-- Directions for this task --
Take the line containing "Decode this image" and every line after it to the end of the material below; reproduce them exactly, without pictures.

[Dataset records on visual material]
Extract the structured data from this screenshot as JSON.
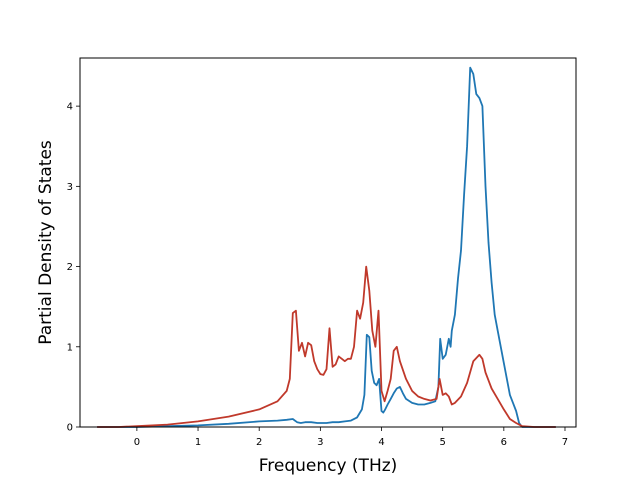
{
  "chart_data": {
    "type": "line",
    "title": "",
    "xlabel": "Frequency (THz)",
    "ylabel": "Partial Density of States",
    "xlim": [
      -0.93,
      7.18
    ],
    "ylim": [
      0,
      4.6
    ],
    "xticks": [
      0,
      1,
      2,
      3,
      4,
      5,
      6,
      7
    ],
    "yticks": [
      0,
      1,
      2,
      3,
      4
    ],
    "grid": false,
    "series": [
      {
        "color": "#1f77b4",
        "x": [
          -0.65,
          -0.3,
          0,
          0.5,
          1,
          1.5,
          2,
          2.3,
          2.45,
          2.55,
          2.62,
          2.68,
          2.75,
          2.85,
          2.95,
          3.1,
          3.2,
          3.3,
          3.4,
          3.5,
          3.6,
          3.68,
          3.72,
          3.76,
          3.8,
          3.84,
          3.88,
          3.92,
          3.96,
          4.0,
          4.03,
          4.06,
          4.1,
          4.15,
          4.2,
          4.25,
          4.3,
          4.35,
          4.4,
          4.5,
          4.6,
          4.7,
          4.8,
          4.88,
          4.93,
          4.96,
          5.0,
          5.05,
          5.1,
          5.13,
          5.15,
          5.2,
          5.25,
          5.3,
          5.35,
          5.4,
          5.45,
          5.5,
          5.55,
          5.6,
          5.65,
          5.7,
          5.75,
          5.8,
          5.85,
          5.9,
          6.0,
          6.1,
          6.15,
          6.2,
          6.25,
          6.3,
          6.5,
          6.85
        ],
        "y": [
          0,
          0,
          0,
          0.01,
          0.02,
          0.04,
          0.07,
          0.08,
          0.09,
          0.1,
          0.06,
          0.05,
          0.06,
          0.06,
          0.05,
          0.05,
          0.06,
          0.06,
          0.07,
          0.08,
          0.12,
          0.22,
          0.4,
          1.15,
          1.12,
          0.7,
          0.55,
          0.52,
          0.6,
          0.2,
          0.18,
          0.22,
          0.28,
          0.35,
          0.42,
          0.48,
          0.5,
          0.42,
          0.35,
          0.3,
          0.28,
          0.28,
          0.3,
          0.32,
          0.5,
          1.1,
          0.85,
          0.9,
          1.1,
          1.0,
          1.2,
          1.4,
          1.85,
          2.2,
          2.9,
          3.5,
          4.48,
          4.4,
          4.15,
          4.1,
          4.0,
          3.0,
          2.3,
          1.8,
          1.4,
          1.2,
          0.8,
          0.4,
          0.3,
          0.2,
          0.05,
          0,
          0,
          0
        ]
      },
      {
        "color": "#c0392b",
        "x": [
          -0.65,
          -0.3,
          0,
          0.5,
          1,
          1.5,
          2,
          2.3,
          2.45,
          2.5,
          2.55,
          2.6,
          2.65,
          2.7,
          2.75,
          2.8,
          2.85,
          2.9,
          2.95,
          3.0,
          3.05,
          3.1,
          3.15,
          3.2,
          3.25,
          3.3,
          3.35,
          3.4,
          3.45,
          3.5,
          3.55,
          3.6,
          3.65,
          3.7,
          3.75,
          3.8,
          3.85,
          3.9,
          3.95,
          4.0,
          4.05,
          4.1,
          4.15,
          4.2,
          4.25,
          4.3,
          4.4,
          4.5,
          4.6,
          4.7,
          4.8,
          4.9,
          4.95,
          5.0,
          5.05,
          5.1,
          5.15,
          5.2,
          5.3,
          5.4,
          5.5,
          5.6,
          5.65,
          5.7,
          5.8,
          5.9,
          6.0,
          6.1,
          6.2,
          6.3,
          6.5,
          6.85
        ],
        "y": [
          0,
          0,
          0.01,
          0.03,
          0.07,
          0.13,
          0.22,
          0.32,
          0.45,
          0.6,
          1.42,
          1.45,
          0.95,
          1.05,
          0.88,
          1.05,
          1.02,
          0.82,
          0.72,
          0.66,
          0.65,
          0.72,
          1.23,
          0.75,
          0.78,
          0.88,
          0.85,
          0.82,
          0.85,
          0.85,
          1.0,
          1.45,
          1.35,
          1.55,
          2.0,
          1.7,
          1.2,
          1.0,
          1.45,
          0.45,
          0.32,
          0.45,
          0.6,
          0.95,
          1.0,
          0.82,
          0.6,
          0.45,
          0.38,
          0.35,
          0.33,
          0.35,
          0.6,
          0.4,
          0.42,
          0.38,
          0.28,
          0.3,
          0.38,
          0.55,
          0.82,
          0.9,
          0.85,
          0.68,
          0.48,
          0.35,
          0.22,
          0.1,
          0.05,
          0.01,
          0,
          0
        ]
      }
    ]
  }
}
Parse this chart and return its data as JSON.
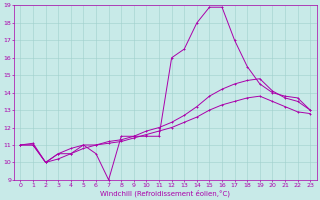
{
  "title": "",
  "xlabel": "Windchill (Refroidissement éolien,°C)",
  "xlim": [
    -0.5,
    23.5
  ],
  "ylim": [
    9,
    19
  ],
  "xticks": [
    0,
    1,
    2,
    3,
    4,
    5,
    6,
    7,
    8,
    9,
    10,
    11,
    12,
    13,
    14,
    15,
    16,
    17,
    18,
    19,
    20,
    21,
    22,
    23
  ],
  "yticks": [
    9,
    10,
    11,
    12,
    13,
    14,
    15,
    16,
    17,
    18,
    19
  ],
  "background_color": "#c8eae8",
  "line_color": "#aa00aa",
  "grid_color": "#a0d0cc",
  "line1_x": [
    0,
    1,
    2,
    3,
    4,
    5,
    6,
    7,
    8,
    9,
    10,
    11,
    12,
    13,
    14,
    15,
    16,
    17,
    18,
    19,
    20,
    21,
    22,
    23
  ],
  "line1_y": [
    11.0,
    11.1,
    10.0,
    10.5,
    10.5,
    11.0,
    10.5,
    9.0,
    11.5,
    11.5,
    11.5,
    11.5,
    16.0,
    16.5,
    18.0,
    18.9,
    18.9,
    17.0,
    15.5,
    14.5,
    14.0,
    13.8,
    13.7,
    13.0
  ],
  "line2_x": [
    0,
    1,
    2,
    3,
    4,
    5,
    6,
    7,
    8,
    9,
    10,
    11,
    12,
    13,
    14,
    15,
    16,
    17,
    18,
    19,
    20,
    21,
    22,
    23
  ],
  "line2_y": [
    11.0,
    11.0,
    10.0,
    10.5,
    10.8,
    11.0,
    11.0,
    11.2,
    11.3,
    11.5,
    11.8,
    12.0,
    12.3,
    12.7,
    13.2,
    13.8,
    14.2,
    14.5,
    14.7,
    14.8,
    14.1,
    13.7,
    13.5,
    13.0
  ],
  "line3_x": [
    0,
    1,
    2,
    3,
    4,
    5,
    6,
    7,
    8,
    9,
    10,
    11,
    12,
    13,
    14,
    15,
    16,
    17,
    18,
    19,
    20,
    21,
    22,
    23
  ],
  "line3_y": [
    11.0,
    11.0,
    10.0,
    10.2,
    10.5,
    10.8,
    11.0,
    11.1,
    11.2,
    11.4,
    11.6,
    11.8,
    12.0,
    12.3,
    12.6,
    13.0,
    13.3,
    13.5,
    13.7,
    13.8,
    13.5,
    13.2,
    12.9,
    12.8
  ],
  "tick_fontsize": 4.5,
  "xlabel_fontsize": 5.0,
  "marker_size": 2.0,
  "line_width": 0.7
}
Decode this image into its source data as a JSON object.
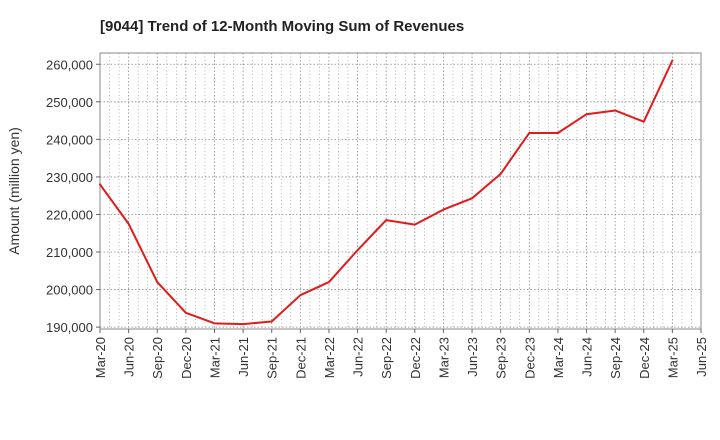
{
  "chart_data": {
    "type": "line",
    "title": "[9044]  Trend of 12-Month Moving Sum of Revenues",
    "xlabel": "",
    "ylabel": "Amount (million yen)",
    "ylim": [
      189500,
      263000
    ],
    "yticks": [
      190000,
      200000,
      210000,
      220000,
      230000,
      240000,
      250000,
      260000
    ],
    "ytick_labels": [
      "190,000",
      "200,000",
      "210,000",
      "220,000",
      "230,000",
      "240,000",
      "250,000",
      "260,000"
    ],
    "categories": [
      "Mar-20",
      "Jun-20",
      "Sep-20",
      "Dec-20",
      "Mar-21",
      "Jun-21",
      "Sep-21",
      "Dec-21",
      "Mar-22",
      "Jun-22",
      "Sep-22",
      "Dec-22",
      "Mar-23",
      "Jun-23",
      "Sep-23",
      "Dec-23",
      "Mar-24",
      "Jun-24",
      "Sep-24",
      "Dec-24",
      "Mar-25",
      "Jun-25"
    ],
    "grid": true,
    "legend": false,
    "series": [
      {
        "color": "#e01b1b",
        "values": [
          228000,
          217500,
          202000,
          193800,
          191000,
          190800,
          191500,
          198500,
          202000,
          210500,
          218500,
          217300,
          221300,
          224300,
          230800,
          241700,
          241700,
          246700,
          247700,
          244700,
          261000,
          null
        ]
      }
    ]
  }
}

-- Answer to the exercise --
Decode this image into its source data as a JSON object.
{
  "chart_data": {
    "type": "line",
    "title": "[9044]  Trend of 12-Month Moving Sum of Revenues",
    "xlabel": "",
    "ylabel": "Amount (million yen)",
    "ylim": [
      189500,
      263000
    ],
    "yticks": [
      190000,
      200000,
      210000,
      220000,
      230000,
      240000,
      250000,
      260000
    ],
    "ytick_labels": [
      "190,000",
      "200,000",
      "210,000",
      "220,000",
      "230,000",
      "240,000",
      "250,000",
      "260,000"
    ],
    "categories": [
      "Mar-20",
      "Jun-20",
      "Sep-20",
      "Dec-20",
      "Mar-21",
      "Jun-21",
      "Sep-21",
      "Dec-21",
      "Mar-22",
      "Jun-22",
      "Sep-22",
      "Dec-22",
      "Mar-23",
      "Jun-23",
      "Sep-23",
      "Dec-23",
      "Mar-24",
      "Jun-24",
      "Sep-24",
      "Dec-24",
      "Mar-25",
      "Jun-25"
    ],
    "grid": true,
    "legend": false,
    "series": [
      {
        "color": "#e01b1b",
        "values": [
          228000,
          217500,
          202000,
          193800,
          191000,
          190800,
          191500,
          198500,
          202000,
          210500,
          218500,
          217300,
          221300,
          224300,
          230800,
          241700,
          241700,
          246700,
          247700,
          244700,
          261000,
          null
        ]
      }
    ]
  }
}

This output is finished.